• **EXERCISE OBJECTIVE**
All the data below goes into the copy word for word, but the pictures don't.

Start of RECORDS SHOWN

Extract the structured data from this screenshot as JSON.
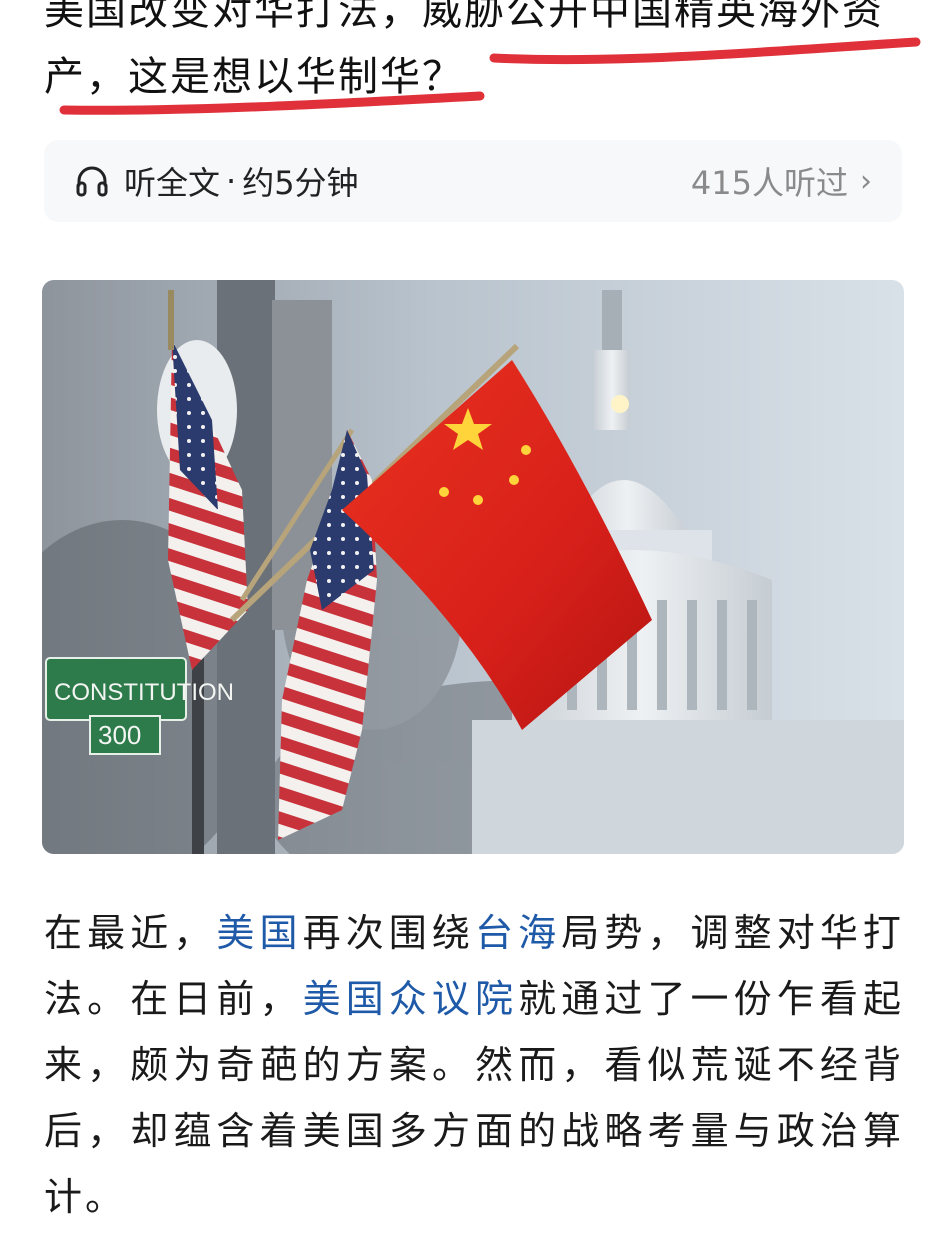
{
  "article": {
    "title_line1": "美国改变对华打法，威胁公开中国精英海外资",
    "title_line2": "产，这是想以华制华？",
    "highlight_color": "#e0313b"
  },
  "listen": {
    "icon": "headphones-icon",
    "label": "听全文",
    "separator": "·",
    "duration": "约5分钟",
    "listeners": "415人听过",
    "chevron": "›"
  },
  "hero_image": {
    "description_icon": "flags-photo",
    "sign_street": "CONSTITUTION",
    "sign_suffix": "N",
    "sign_number": "300"
  },
  "body": {
    "p1_a": "在最近，",
    "p1_link1": "美国",
    "p1_b": "再次围绕",
    "p1_link2": "台海",
    "p1_c": "局势，调整对华打法。在日前，",
    "p1_link3": "美国众议院",
    "p1_d": "就通过了一份乍看起来，颇为奇葩的方案。然而，看似荒诞不经背后，却蕴含着美国多方面的战略考量与政治算计。",
    "link_color": "#1f5aa8"
  }
}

End of RECORDS SHOWN

• **TASK RESPONSE**
Extract the structured data from this screenshot as JSON.
{
  "article": {
    "title_line1": "美国改变对华打法，威胁公开中国精英海外资",
    "title_line2": "产，这是想以华制华？",
    "highlight_color": "#e0313b"
  },
  "listen": {
    "icon": "headphones-icon",
    "label": "听全文",
    "separator": "·",
    "duration": "约5分钟",
    "listeners": "415人听过",
    "chevron": "›"
  },
  "hero_image": {
    "description_icon": "flags-photo",
    "sign_street": "CONSTITUTION",
    "sign_suffix": "N",
    "sign_number": "300"
  },
  "body": {
    "p1_a": "在最近，",
    "p1_link1": "美国",
    "p1_b": "再次围绕",
    "p1_link2": "台海",
    "p1_c": "局势，调整对华打法。在日前，",
    "p1_link3": "美国众议院",
    "p1_d": "就通过了一份乍看起来，颇为奇葩的方案。然而，看似荒诞不经背后，却蕴含着美国多方面的战略考量与政治算计。",
    "link_color": "#1f5aa8"
  }
}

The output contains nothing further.